Task requirements:
Please set down all the lines beneath this one exactly, without the pictures.

────────

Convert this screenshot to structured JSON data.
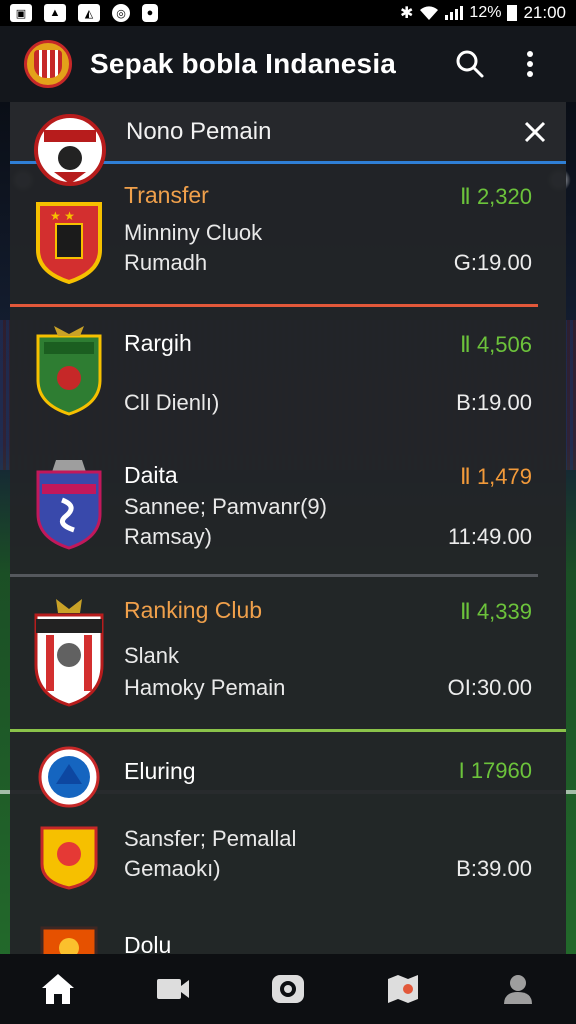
{
  "status_bar": {
    "battery": "12%",
    "time": "21:00",
    "icons": [
      "gallery-icon",
      "photo-icon",
      "photo-icon",
      "whatsapp-icon",
      "shield-icon"
    ]
  },
  "app_bar": {
    "title": "Sepak bobla Indanesia"
  },
  "panel": {
    "title": "Nono Pemain"
  },
  "rows": [
    {
      "name": "Transfer",
      "line1": "Minniny Cluok",
      "line2": "Rumadh",
      "stat": "Ⅱ 2,320",
      "value": "G:19.00"
    },
    {
      "name": "Rargih",
      "line1": "Cll Dienlı)",
      "stat": "Ⅱ 4,506",
      "value": "B:19.00"
    },
    {
      "name": "Daita",
      "line1": "Sannee; Pamvanr(9)",
      "line2": "Ramsay)",
      "stat": "Ⅱ 1,479",
      "value": "11:49.00"
    },
    {
      "name": "Ranking Club",
      "line1": "Slank",
      "line2": "Hamoky Pemain",
      "stat": "Ⅱ 4,339",
      "value": "OI:30.00"
    },
    {
      "name": "Eluring",
      "stat": "I 17960"
    },
    {
      "line1": "Sansfer; Pemallal",
      "line2": "Gemaokı)",
      "value": "B:39.00"
    },
    {
      "name": "Dolu"
    }
  ],
  "colors": {
    "accent_blue": "#2f7fd6",
    "accent_orange": "#e2583a",
    "stat_green": "#6cc33b",
    "name_orange": "#f0a04b",
    "panel_bg": "#222428"
  },
  "bottom_nav": [
    "home-icon",
    "video-icon",
    "camera-icon",
    "map-icon",
    "profile-icon"
  ]
}
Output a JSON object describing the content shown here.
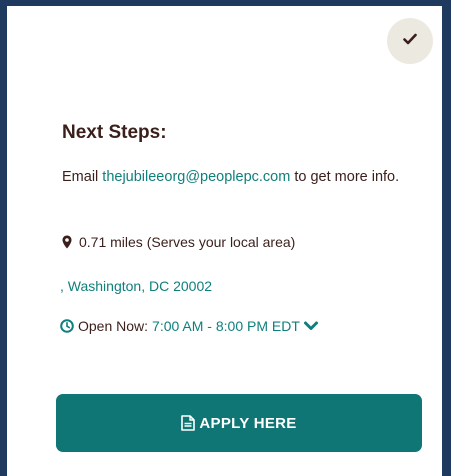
{
  "card": {
    "heading": "Next Steps:",
    "email_prefix": "Email ",
    "email": "thejubileeorg@peoplepc.com",
    "email_suffix": " to get more info.",
    "distance": "0.71 miles (Serves your local area)",
    "address": ", Washington, DC 20002",
    "hours_label": "Open Now:",
    "hours_time": "7:00 AM - 8:00 PM EDT",
    "apply_label": "APPLY HERE"
  },
  "icons": {
    "check": "checkmark-icon",
    "location": "map-pin-icon",
    "clock": "clock-icon",
    "expand": "chevron-down-icon",
    "document": "document-icon"
  },
  "colors": {
    "accent": "#0f7f7c",
    "button": "#0f7675",
    "text": "#3a1f1b",
    "frame": "#1e3a5f",
    "check_bg": "#ece9e1"
  }
}
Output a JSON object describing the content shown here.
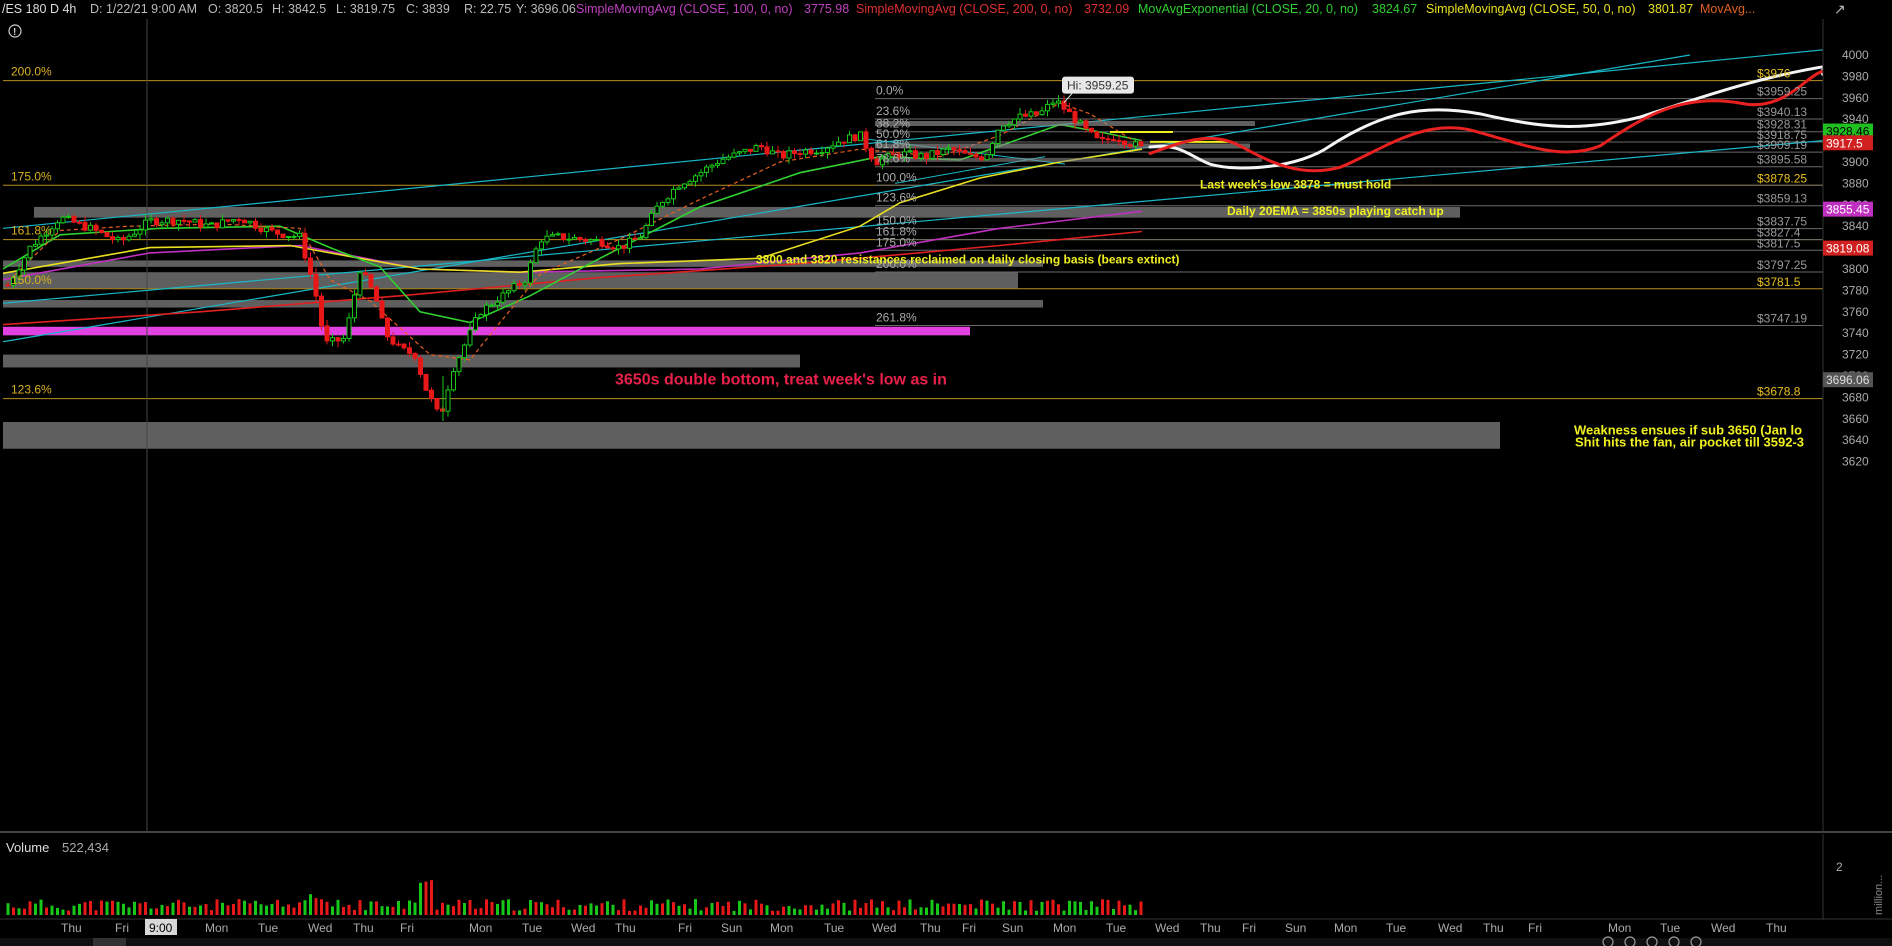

────────

Answer below:
Convert this screenshot to structured JSON data.
{
  "status_bar": {
    "battery": "12%",
    "time": "21:00",
    "icons": [
      "gallery-icon",
      "photo-icon",
      "photo-icon",
      "whatsapp-icon",
      "shield-icon"
    ]
  },
  "app_bar": {
    "title": "Sepak bobla Indanesia"
  },
  "panel": {
    "title": "Nono Pemain"
  },
  "rows": [
    {
      "name": "Transfer",
      "line1": "Minniny Cluok",
      "line2": "Rumadh",
      "stat": "Ⅱ 2,320",
      "value": "G:19.00"
    },
    {
      "name": "Rargih",
      "line1": "Cll Dienlı)",
      "stat": "Ⅱ 4,506",
      "value": "B:19.00"
    },
    {
      "name": "Daita",
      "line1": "Sannee; Pamvanr(9)",
      "line2": "Ramsay)",
      "stat": "Ⅱ 1,479",
      "value": "11:49.00"
    },
    {
      "name": "Ranking Club",
      "line1": "Slank",
      "line2": "Hamoky Pemain",
      "stat": "Ⅱ 4,339",
      "value": "OI:30.00"
    },
    {
      "name": "Eluring",
      "stat": "I 17960"
    },
    {
      "line1": "Sansfer; Pemallal",
      "line2": "Gemaokı)",
      "value": "B:39.00"
    },
    {
      "name": "Dolu"
    }
  ],
  "colors": {
    "accent_blue": "#2f7fd6",
    "accent_orange": "#e2583a",
    "stat_green": "#6cc33b",
    "name_orange": "#f0a04b",
    "panel_bg": "#222428"
  },
  "bottom_nav": [
    "home-icon",
    "video-icon",
    "camera-icon",
    "map-icon",
    "profile-icon"
  ]
}
Output a JSON object describing the content shown here.
{
  "card": {
    "heading": "Next Steps:",
    "email_prefix": "Email ",
    "email": "thejubileeorg@peoplepc.com",
    "email_suffix": " to get more info.",
    "distance": "0.71 miles (Serves your local area)",
    "address": ", Washington, DC 20002",
    "hours_label": "Open Now:",
    "hours_time": "7:00 AM - 8:00 PM EDT",
    "apply_label": "APPLY HERE"
  },
  "icons": {
    "check": "checkmark-icon",
    "location": "map-pin-icon",
    "clock": "clock-icon",
    "expand": "chevron-down-icon",
    "document": "document-icon"
  },
  "colors": {
    "accent": "#0f7f7c",
    "button": "#0f7675",
    "text": "#3a1f1b",
    "frame": "#1e3a5f",
    "check_bg": "#ece9e1"
  }
}
Output a JSON object describing the content shown here.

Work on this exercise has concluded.